>> start Entries shown
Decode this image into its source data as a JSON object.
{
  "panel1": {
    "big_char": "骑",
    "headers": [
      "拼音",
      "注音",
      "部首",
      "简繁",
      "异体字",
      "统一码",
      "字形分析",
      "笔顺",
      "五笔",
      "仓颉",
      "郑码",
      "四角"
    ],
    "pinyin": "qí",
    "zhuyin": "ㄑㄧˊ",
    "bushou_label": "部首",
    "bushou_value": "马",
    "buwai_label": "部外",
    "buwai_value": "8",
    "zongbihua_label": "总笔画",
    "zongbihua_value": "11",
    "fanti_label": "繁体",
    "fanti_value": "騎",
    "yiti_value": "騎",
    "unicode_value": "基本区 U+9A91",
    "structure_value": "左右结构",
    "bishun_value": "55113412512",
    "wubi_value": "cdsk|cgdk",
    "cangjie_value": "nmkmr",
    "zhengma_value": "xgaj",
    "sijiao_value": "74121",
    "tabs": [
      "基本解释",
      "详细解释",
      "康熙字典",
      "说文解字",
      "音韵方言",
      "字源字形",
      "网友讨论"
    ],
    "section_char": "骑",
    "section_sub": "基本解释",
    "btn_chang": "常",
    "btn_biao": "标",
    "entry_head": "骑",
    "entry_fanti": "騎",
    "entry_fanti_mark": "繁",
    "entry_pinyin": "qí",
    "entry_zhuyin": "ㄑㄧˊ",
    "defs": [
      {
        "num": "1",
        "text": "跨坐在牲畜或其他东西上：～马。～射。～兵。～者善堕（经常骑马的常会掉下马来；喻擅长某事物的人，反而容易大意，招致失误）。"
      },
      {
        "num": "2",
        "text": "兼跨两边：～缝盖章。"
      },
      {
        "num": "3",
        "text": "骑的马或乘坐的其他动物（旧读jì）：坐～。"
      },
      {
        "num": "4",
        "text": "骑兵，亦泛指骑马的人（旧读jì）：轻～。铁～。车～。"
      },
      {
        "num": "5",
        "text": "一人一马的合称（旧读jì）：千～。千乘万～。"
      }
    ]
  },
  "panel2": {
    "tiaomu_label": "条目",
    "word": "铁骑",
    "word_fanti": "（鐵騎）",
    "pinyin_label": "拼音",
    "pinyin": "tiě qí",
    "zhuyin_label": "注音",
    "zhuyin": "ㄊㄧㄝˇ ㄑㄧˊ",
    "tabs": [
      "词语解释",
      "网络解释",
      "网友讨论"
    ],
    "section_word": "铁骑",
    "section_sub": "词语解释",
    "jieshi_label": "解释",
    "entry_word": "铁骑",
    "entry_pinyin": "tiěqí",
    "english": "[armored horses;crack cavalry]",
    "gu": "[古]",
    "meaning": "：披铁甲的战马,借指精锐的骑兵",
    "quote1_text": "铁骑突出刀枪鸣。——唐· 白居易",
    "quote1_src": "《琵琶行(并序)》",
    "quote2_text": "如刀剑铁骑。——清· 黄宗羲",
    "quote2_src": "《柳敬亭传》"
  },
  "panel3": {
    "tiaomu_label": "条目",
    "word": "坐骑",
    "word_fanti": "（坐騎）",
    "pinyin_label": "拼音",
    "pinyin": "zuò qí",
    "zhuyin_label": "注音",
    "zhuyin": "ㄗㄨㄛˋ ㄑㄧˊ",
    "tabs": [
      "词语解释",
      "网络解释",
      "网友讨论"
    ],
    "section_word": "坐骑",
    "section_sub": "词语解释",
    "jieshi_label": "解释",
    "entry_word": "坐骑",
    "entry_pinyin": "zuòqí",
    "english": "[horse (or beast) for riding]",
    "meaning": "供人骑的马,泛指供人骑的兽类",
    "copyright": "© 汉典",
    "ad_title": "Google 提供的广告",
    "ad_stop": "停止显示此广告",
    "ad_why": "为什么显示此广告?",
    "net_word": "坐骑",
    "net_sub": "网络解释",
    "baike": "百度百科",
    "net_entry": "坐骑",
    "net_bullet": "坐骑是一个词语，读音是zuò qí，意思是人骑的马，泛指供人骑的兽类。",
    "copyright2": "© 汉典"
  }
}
>> end Entries shown
Directions: Return each line of the records above exactly as it reads.

Correct result:
Decode this image into its source data as a JSON object.
{
  "panel1": {
    "big_char": "骑",
    "headers": [
      "拼音",
      "注音",
      "部首",
      "简繁",
      "异体字",
      "统一码",
      "字形分析",
      "笔顺",
      "五笔",
      "仓颉",
      "郑码",
      "四角"
    ],
    "pinyin": "qí",
    "zhuyin": "ㄑㄧˊ",
    "bushou_label": "部首",
    "bushou_value": "马",
    "buwai_label": "部外",
    "buwai_value": "8",
    "zongbihua_label": "总笔画",
    "zongbihua_value": "11",
    "fanti_label": "繁体",
    "fanti_value": "騎",
    "yiti_value": "騎",
    "unicode_value": "基本区 U+9A91",
    "structure_value": "左右结构",
    "bishun_value": "55113412512",
    "wubi_value": "cdsk|cgdk",
    "cangjie_value": "nmkmr",
    "zhengma_value": "xgaj",
    "sijiao_value": "74121",
    "tabs": [
      "基本解释",
      "详细解释",
      "康熙字典",
      "说文解字",
      "音韵方言",
      "字源字形",
      "网友讨论"
    ],
    "section_char": "骑",
    "section_sub": "基本解释",
    "btn_chang": "常",
    "btn_biao": "标",
    "entry_head": "骑",
    "entry_fanti": "騎",
    "entry_fanti_mark": "繁",
    "entry_pinyin": "qí",
    "entry_zhuyin": "ㄑㄧˊ",
    "defs": [
      {
        "num": "1",
        "text": "跨坐在牲畜或其他东西上：～马。～射。～兵。～者善堕（经常骑马的常会掉下马来；喻擅长某事物的人，反而容易大意，招致失误）。"
      },
      {
        "num": "2",
        "text": "兼跨两边：～缝盖章。"
      },
      {
        "num": "3",
        "text": "骑的马或乘坐的其他动物（旧读jì）：坐～。"
      },
      {
        "num": "4",
        "text": "骑兵，亦泛指骑马的人（旧读jì）：轻～。铁～。车～。"
      },
      {
        "num": "5",
        "text": "一人一马的合称（旧读jì）：千～。千乘万～。"
      }
    ]
  },
  "panel2": {
    "tiaomu_label": "条目",
    "word": "铁骑",
    "word_fanti": "（鐵騎）",
    "pinyin_label": "拼音",
    "pinyin": "tiě qí",
    "zhuyin_label": "注音",
    "zhuyin": "ㄊㄧㄝˇ ㄑㄧˊ",
    "tabs": [
      "词语解释",
      "网络解释",
      "网友讨论"
    ],
    "section_word": "铁骑",
    "section_sub": "词语解释",
    "jieshi_label": "解释",
    "entry_word": "铁骑",
    "entry_pinyin": "tiěqí",
    "english": "[armored horses;crack cavalry]",
    "gu": "[古]",
    "meaning": "：披铁甲的战马,借指精锐的骑兵",
    "quote1_text": "铁骑突出刀枪鸣。——唐· 白居易",
    "quote1_src": "《琵琶行(并序)》",
    "quote2_text": "如刀剑铁骑。——清· 黄宗羲",
    "quote2_src": "《柳敬亭传》"
  },
  "panel3": {
    "tiaomu_label": "条目",
    "word": "坐骑",
    "word_fanti": "（坐騎）",
    "pinyin_label": "拼音",
    "pinyin": "zuò qí",
    "zhuyin_label": "注音",
    "zhuyin": "ㄗㄨㄛˋ ㄑㄧˊ",
    "tabs": [
      "词语解释",
      "网络解释",
      "网友讨论"
    ],
    "section_word": "坐骑",
    "section_sub": "词语解释",
    "jieshi_label": "解释",
    "entry_word": "坐骑",
    "entry_pinyin": "zuòqí",
    "english": "[horse (or beast) for riding]",
    "meaning": "供人骑的马,泛指供人骑的兽类",
    "copyright": "© 汉典",
    "ad_title": "Google 提供的广告",
    "ad_stop": "停止显示此广告",
    "ad_why": "为什么显示此广告?",
    "net_word": "坐骑",
    "net_sub": "网络解释",
    "baike": "百度百科",
    "net_entry": "坐骑",
    "net_bullet": "坐骑是一个词语，读音是zuò qí，意思是人骑的马，泛指供人骑的兽类。",
    "copyright2": "© 汉典"
  }
}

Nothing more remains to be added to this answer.